• [WHAT YOU WILL DO]
Write out all entries word for word.

[Begin DATASET EXCERPTS]

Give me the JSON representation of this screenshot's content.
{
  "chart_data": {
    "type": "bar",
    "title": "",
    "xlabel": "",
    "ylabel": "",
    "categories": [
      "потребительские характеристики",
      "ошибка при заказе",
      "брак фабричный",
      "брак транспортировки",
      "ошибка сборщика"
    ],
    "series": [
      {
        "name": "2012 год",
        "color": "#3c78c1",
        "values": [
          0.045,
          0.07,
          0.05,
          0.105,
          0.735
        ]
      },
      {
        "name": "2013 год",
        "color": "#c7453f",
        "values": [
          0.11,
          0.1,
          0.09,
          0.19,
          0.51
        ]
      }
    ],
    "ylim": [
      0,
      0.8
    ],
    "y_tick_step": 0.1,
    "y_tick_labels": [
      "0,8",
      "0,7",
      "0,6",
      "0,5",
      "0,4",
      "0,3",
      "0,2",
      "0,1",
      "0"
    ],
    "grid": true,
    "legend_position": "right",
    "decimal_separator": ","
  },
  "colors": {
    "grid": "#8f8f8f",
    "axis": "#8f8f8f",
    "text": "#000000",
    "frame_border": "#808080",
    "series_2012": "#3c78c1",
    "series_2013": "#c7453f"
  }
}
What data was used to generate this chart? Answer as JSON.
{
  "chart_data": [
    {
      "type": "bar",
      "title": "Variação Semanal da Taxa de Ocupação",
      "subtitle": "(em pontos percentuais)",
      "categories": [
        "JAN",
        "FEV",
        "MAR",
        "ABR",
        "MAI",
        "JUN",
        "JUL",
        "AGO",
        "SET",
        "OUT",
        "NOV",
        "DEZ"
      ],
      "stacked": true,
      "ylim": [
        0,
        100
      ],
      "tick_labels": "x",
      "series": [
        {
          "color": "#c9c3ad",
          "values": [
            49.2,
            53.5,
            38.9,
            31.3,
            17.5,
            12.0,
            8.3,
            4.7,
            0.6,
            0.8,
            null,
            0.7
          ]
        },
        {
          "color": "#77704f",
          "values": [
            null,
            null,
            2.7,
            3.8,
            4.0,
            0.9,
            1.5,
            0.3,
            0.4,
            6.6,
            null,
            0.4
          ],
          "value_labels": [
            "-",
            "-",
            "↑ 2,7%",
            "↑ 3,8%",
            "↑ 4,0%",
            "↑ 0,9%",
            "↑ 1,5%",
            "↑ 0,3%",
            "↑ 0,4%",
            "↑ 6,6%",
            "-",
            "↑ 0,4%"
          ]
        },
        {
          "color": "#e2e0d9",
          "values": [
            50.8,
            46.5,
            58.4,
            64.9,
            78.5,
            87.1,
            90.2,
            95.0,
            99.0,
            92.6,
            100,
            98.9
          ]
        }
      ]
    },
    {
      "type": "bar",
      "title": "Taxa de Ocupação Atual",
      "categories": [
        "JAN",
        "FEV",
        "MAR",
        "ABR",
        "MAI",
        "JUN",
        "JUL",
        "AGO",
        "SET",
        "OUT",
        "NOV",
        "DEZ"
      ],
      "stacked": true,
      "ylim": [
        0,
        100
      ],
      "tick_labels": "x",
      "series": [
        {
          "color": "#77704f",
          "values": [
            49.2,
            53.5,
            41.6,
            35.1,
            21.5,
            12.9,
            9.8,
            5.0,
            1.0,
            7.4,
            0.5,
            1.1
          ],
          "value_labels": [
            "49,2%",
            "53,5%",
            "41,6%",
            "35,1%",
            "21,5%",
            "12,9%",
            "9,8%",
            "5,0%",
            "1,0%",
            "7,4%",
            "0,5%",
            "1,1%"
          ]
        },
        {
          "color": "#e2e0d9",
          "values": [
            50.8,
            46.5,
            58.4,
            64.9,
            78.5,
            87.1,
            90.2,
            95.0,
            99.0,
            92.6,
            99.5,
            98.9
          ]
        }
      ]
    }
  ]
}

[End DATASET EXCERPTS]

• [THE REPLY]
Give me the JSON representation of this screenshot's content.
{
  "chart_data": {
    "type": "bar",
    "title": "",
    "xlabel": "",
    "ylabel": "",
    "categories": [
      "потребительские характеристики",
      "ошибка при заказе",
      "брак фабричный",
      "брак транспортировки",
      "ошибка сборщика"
    ],
    "series": [
      {
        "name": "2012 год",
        "color": "#3c78c1",
        "values": [
          0.045,
          0.07,
          0.05,
          0.105,
          0.735
        ]
      },
      {
        "name": "2013 год",
        "color": "#c7453f",
        "values": [
          0.11,
          0.1,
          0.09,
          0.19,
          0.51
        ]
      }
    ],
    "ylim": [
      0,
      0.8
    ],
    "y_tick_step": 0.1,
    "y_tick_labels": [
      "0,8",
      "0,7",
      "0,6",
      "0,5",
      "0,4",
      "0,3",
      "0,2",
      "0,1",
      "0"
    ],
    "grid": true,
    "legend_position": "right",
    "decimal_separator": ","
  },
  "colors": {
    "grid": "#8f8f8f",
    "axis": "#8f8f8f",
    "text": "#000000",
    "frame_border": "#808080",
    "series_2012": "#3c78c1",
    "series_2013": "#c7453f"
  }
}
What data was used to generate this chart? Answer as JSON.
{
  "chart_data": [
    {
      "type": "bar",
      "title": "Variação Semanal da Taxa de Ocupação",
      "subtitle": "(em pontos percentuais)",
      "categories": [
        "JAN",
        "FEV",
        "MAR",
        "ABR",
        "MAI",
        "JUN",
        "JUL",
        "AGO",
        "SET",
        "OUT",
        "NOV",
        "DEZ"
      ],
      "stacked": true,
      "ylim": [
        0,
        100
      ],
      "tick_labels": "x",
      "series": [
        {
          "color": "#c9c3ad",
          "values": [
            49.2,
            53.5,
            38.9,
            31.3,
            17.5,
            12.0,
            8.3,
            4.7,
            0.6,
            0.8,
            null,
            0.7
          ]
        },
        {
          "color": "#77704f",
          "values": [
            null,
            null,
            2.7,
            3.8,
            4.0,
            0.9,
            1.5,
            0.3,
            0.4,
            6.6,
            null,
            0.4
          ],
          "value_labels": [
            "-",
            "-",
            "↑ 2,7%",
            "↑ 3,8%",
            "↑ 4,0%",
            "↑ 0,9%",
            "↑ 1,5%",
            "↑ 0,3%",
            "↑ 0,4%",
            "↑ 6,6%",
            "-",
            "↑ 0,4%"
          ]
        },
        {
          "color": "#e2e0d9",
          "values": [
            50.8,
            46.5,
            58.4,
            64.9,
            78.5,
            87.1,
            90.2,
            95.0,
            99.0,
            92.6,
            100,
            98.9
          ]
        }
      ]
    },
    {
      "type": "bar",
      "title": "Taxa de Ocupação Atual",
      "categories": [
        "JAN",
        "FEV",
        "MAR",
        "ABR",
        "MAI",
        "JUN",
        "JUL",
        "AGO",
        "SET",
        "OUT",
        "NOV",
        "DEZ"
      ],
      "stacked": true,
      "ylim": [
        0,
        100
      ],
      "tick_labels": "x",
      "series": [
        {
          "color": "#77704f",
          "values": [
            49.2,
            53.5,
            41.6,
            35.1,
            21.5,
            12.9,
            9.8,
            5.0,
            1.0,
            7.4,
            0.5,
            1.1
          ],
          "value_labels": [
            "49,2%",
            "53,5%",
            "41,6%",
            "35,1%",
            "21,5%",
            "12,9%",
            "9,8%",
            "5,0%",
            "1,0%",
            "7,4%",
            "0,5%",
            "1,1%"
          ]
        },
        {
          "color": "#e2e0d9",
          "values": [
            50.8,
            46.5,
            58.4,
            64.9,
            78.5,
            87.1,
            90.2,
            95.0,
            99.0,
            92.6,
            99.5,
            98.9
          ]
        }
      ]
    }
  ]
}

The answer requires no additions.